### Problem statement
Extract the full listing verbatim and drop any pictures from your copy.
Begin Information provided
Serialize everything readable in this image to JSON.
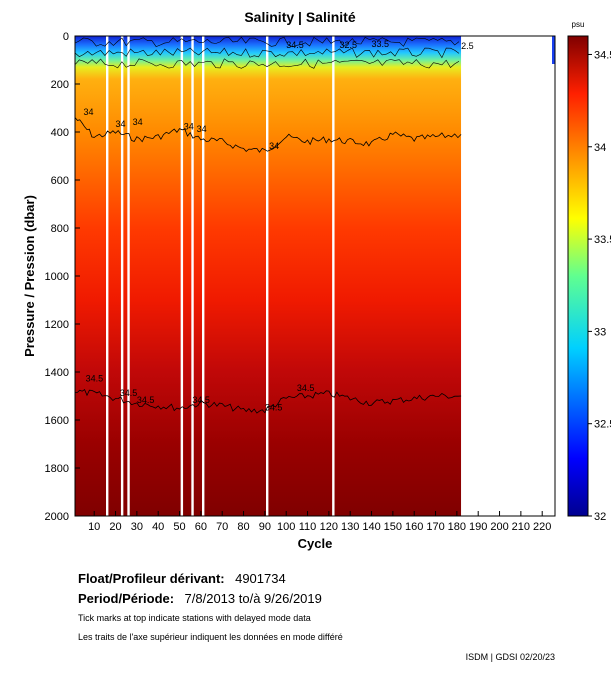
{
  "chart_data": {
    "type": "heatmap",
    "title": "Salinity | Salinité",
    "xlabel": "Cycle",
    "ylabel": "Pressure / Pression (dbar)",
    "xlim": [
      1,
      226
    ],
    "ylim": [
      2000,
      0
    ],
    "x_ticks": [
      "10",
      "20",
      "30",
      "40",
      "50",
      "60",
      "70",
      "80",
      "90",
      "100",
      "110",
      "120",
      "130",
      "140",
      "150",
      "160",
      "170",
      "180",
      "190",
      "200",
      "210",
      "220"
    ],
    "x_tick_values": [
      10,
      20,
      30,
      40,
      50,
      60,
      70,
      80,
      90,
      100,
      110,
      120,
      130,
      140,
      150,
      160,
      170,
      180,
      190,
      200,
      210,
      220
    ],
    "y_ticks": [
      "0",
      "200",
      "400",
      "600",
      "800",
      "1000",
      "1200",
      "1400",
      "1600",
      "1800",
      "2000"
    ],
    "y_tick_values": [
      0,
      200,
      400,
      600,
      800,
      1000,
      1200,
      1400,
      1600,
      1800,
      2000
    ],
    "data_cycle_range": [
      1,
      182
    ],
    "gap_cycles": [
      16,
      23,
      26,
      51,
      56,
      61,
      91,
      122
    ],
    "colorbar": {
      "unit": "psu",
      "range": [
        32,
        34.6
      ],
      "ticks": [
        "32",
        "32.5",
        "33",
        "33.5",
        "34",
        "34.5"
      ],
      "tick_values": [
        32,
        32.5,
        33,
        33.5,
        34,
        34.5
      ]
    },
    "contours": [
      {
        "level": "34",
        "cycles": [
          1,
          10,
          20,
          30,
          40,
          50,
          60,
          70,
          80,
          90,
          100,
          110,
          120,
          130,
          140,
          150,
          160,
          170,
          182
        ],
        "pressure": [
          340,
          420,
          400,
          430,
          420,
          390,
          430,
          440,
          470,
          480,
          420,
          440,
          430,
          440,
          450,
          410,
          430,
          420,
          410
        ]
      },
      {
        "level": "34.5",
        "cycles": [
          1,
          10,
          20,
          30,
          40,
          50,
          60,
          70,
          80,
          90,
          100,
          110,
          120,
          130,
          140,
          150,
          160,
          170,
          182
        ],
        "pressure": [
          1480,
          1490,
          1510,
          1530,
          1540,
          1550,
          1530,
          1540,
          1560,
          1560,
          1510,
          1500,
          1490,
          1510,
          1530,
          1520,
          1510,
          1500,
          1500
        ]
      }
    ],
    "contour_labels": [
      "34",
      "34",
      "34",
      "34",
      "34",
      "34",
      "34.5",
      "34.5",
      "34.5",
      "34.5",
      "34.5",
      "34.5",
      "32.5",
      "33.5",
      "34.5",
      "2.5"
    ]
  },
  "info": {
    "float_label": "Float/Profileur dérivant:",
    "float_value": "4901734",
    "period_label": "Period/Période:",
    "period_value": "7/8/2013  to/à  9/26/2019",
    "note_en": "Tick marks at top indicate stations with delayed mode data",
    "note_fr": "Les traits de l'axe supérieur indiquent les données en mode différé"
  },
  "footer": "ISDM | GDSI  02/20/23",
  "colors": {
    "surface_fresh": "#1a2bd6",
    "mid": "#ff8c00",
    "deep_saline": "#8b0000",
    "contour": "#000000"
  }
}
End Information provided
### Answer to the exercise
Serialize everything readable in this image to JSON.
{
  "chart_data": {
    "type": "heatmap",
    "title": "Salinity | Salinité",
    "xlabel": "Cycle",
    "ylabel": "Pressure / Pression (dbar)",
    "xlim": [
      1,
      226
    ],
    "ylim": [
      2000,
      0
    ],
    "x_ticks": [
      "10",
      "20",
      "30",
      "40",
      "50",
      "60",
      "70",
      "80",
      "90",
      "100",
      "110",
      "120",
      "130",
      "140",
      "150",
      "160",
      "170",
      "180",
      "190",
      "200",
      "210",
      "220"
    ],
    "x_tick_values": [
      10,
      20,
      30,
      40,
      50,
      60,
      70,
      80,
      90,
      100,
      110,
      120,
      130,
      140,
      150,
      160,
      170,
      180,
      190,
      200,
      210,
      220
    ],
    "y_ticks": [
      "0",
      "200",
      "400",
      "600",
      "800",
      "1000",
      "1200",
      "1400",
      "1600",
      "1800",
      "2000"
    ],
    "y_tick_values": [
      0,
      200,
      400,
      600,
      800,
      1000,
      1200,
      1400,
      1600,
      1800,
      2000
    ],
    "data_cycle_range": [
      1,
      182
    ],
    "gap_cycles": [
      16,
      23,
      26,
      51,
      56,
      61,
      91,
      122
    ],
    "colorbar": {
      "unit": "psu",
      "range": [
        32,
        34.6
      ],
      "ticks": [
        "32",
        "32.5",
        "33",
        "33.5",
        "34",
        "34.5"
      ],
      "tick_values": [
        32,
        32.5,
        33,
        33.5,
        34,
        34.5
      ]
    },
    "contours": [
      {
        "level": "34",
        "cycles": [
          1,
          10,
          20,
          30,
          40,
          50,
          60,
          70,
          80,
          90,
          100,
          110,
          120,
          130,
          140,
          150,
          160,
          170,
          182
        ],
        "pressure": [
          340,
          420,
          400,
          430,
          420,
          390,
          430,
          440,
          470,
          480,
          420,
          440,
          430,
          440,
          450,
          410,
          430,
          420,
          410
        ]
      },
      {
        "level": "34.5",
        "cycles": [
          1,
          10,
          20,
          30,
          40,
          50,
          60,
          70,
          80,
          90,
          100,
          110,
          120,
          130,
          140,
          150,
          160,
          170,
          182
        ],
        "pressure": [
          1480,
          1490,
          1510,
          1530,
          1540,
          1550,
          1530,
          1540,
          1560,
          1560,
          1510,
          1500,
          1490,
          1510,
          1530,
          1520,
          1510,
          1500,
          1500
        ]
      }
    ],
    "contour_labels": [
      "34",
      "34",
      "34",
      "34",
      "34",
      "34",
      "34.5",
      "34.5",
      "34.5",
      "34.5",
      "34.5",
      "34.5",
      "32.5",
      "33.5",
      "34.5",
      "2.5"
    ]
  },
  "info": {
    "float_label": "Float/Profileur dérivant:",
    "float_value": "4901734",
    "period_label": "Period/Période:",
    "period_value": "7/8/2013  to/à  9/26/2019",
    "note_en": "Tick marks at top indicate stations with delayed mode data",
    "note_fr": "Les traits de l'axe supérieur indiquent les données en mode différé"
  },
  "footer": "ISDM | GDSI  02/20/23",
  "colors": {
    "surface_fresh": "#1a2bd6",
    "mid": "#ff8c00",
    "deep_saline": "#8b0000",
    "contour": "#000000"
  }
}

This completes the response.